**YOUR OBJECTIVE**: Transcribe all the records exactly and omit any images they hold.

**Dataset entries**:

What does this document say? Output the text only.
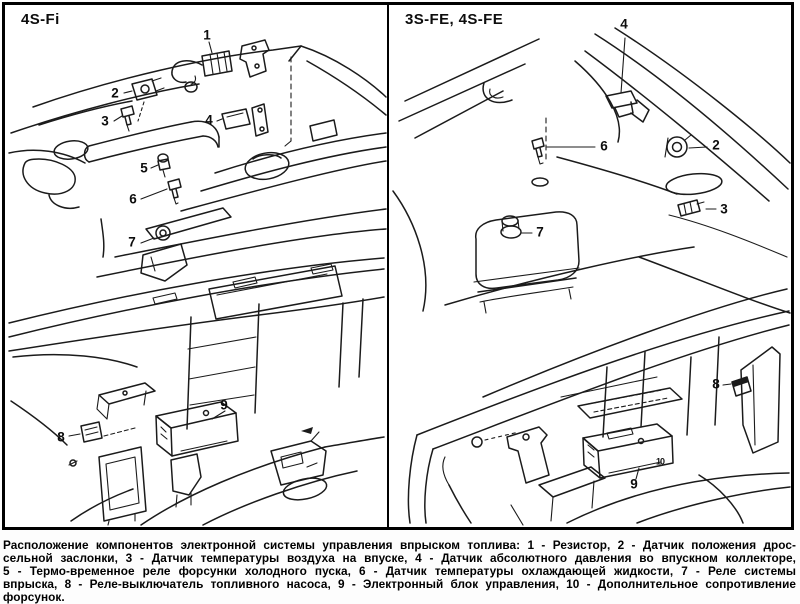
4S-Fi
1
2
3	4
5
6
7
8
9
3S-FE, 4S-FE	4
2
6
3
7
8
10
9
Расположение компонентов электронной системы управления впрыском топлива: 1 - Резистор, 2 - Датчик положения дрос-
сельной заслонки, 3 - Датчик температуры воздуха на впуске, 4 - Датчик абсолютного давления во впускном коллекторе,
5 - Термо-временное реле форсунки холодного пуска, 6 - Датчик температуры охлаждающей жидкости, 7 - Реле системы
впрыска, 8 - Реле-выключатель топливного насоса, 9 - Электронный блок управления, 10 - Дополнительное сопротивление
форсунок.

**FINAL ANSWER**:
What does this document say? Output the text only.
4S-Fi
1
2
3	4
5
6
7
8
9
3S-FE, 4S-FE	4
2
6
3
7
8
10
9
Расположение компонентов электронной системы управления впрыском топлива: 1 - Резистор, 2 - Датчик положения дрос-
сельной заслонки, 3 - Датчик температуры воздуха на впуске, 4 - Датчик абсолютного давления во впускном коллекторе,
5 - Термо-временное реле форсунки холодного пуска, 6 - Датчик температуры охлаждающей жидкости, 7 - Реле системы
впрыска, 8 - Реле-выключатель топливного насоса, 9 - Электронный блок управления, 10 - Дополнительное сопротивление
форсунок.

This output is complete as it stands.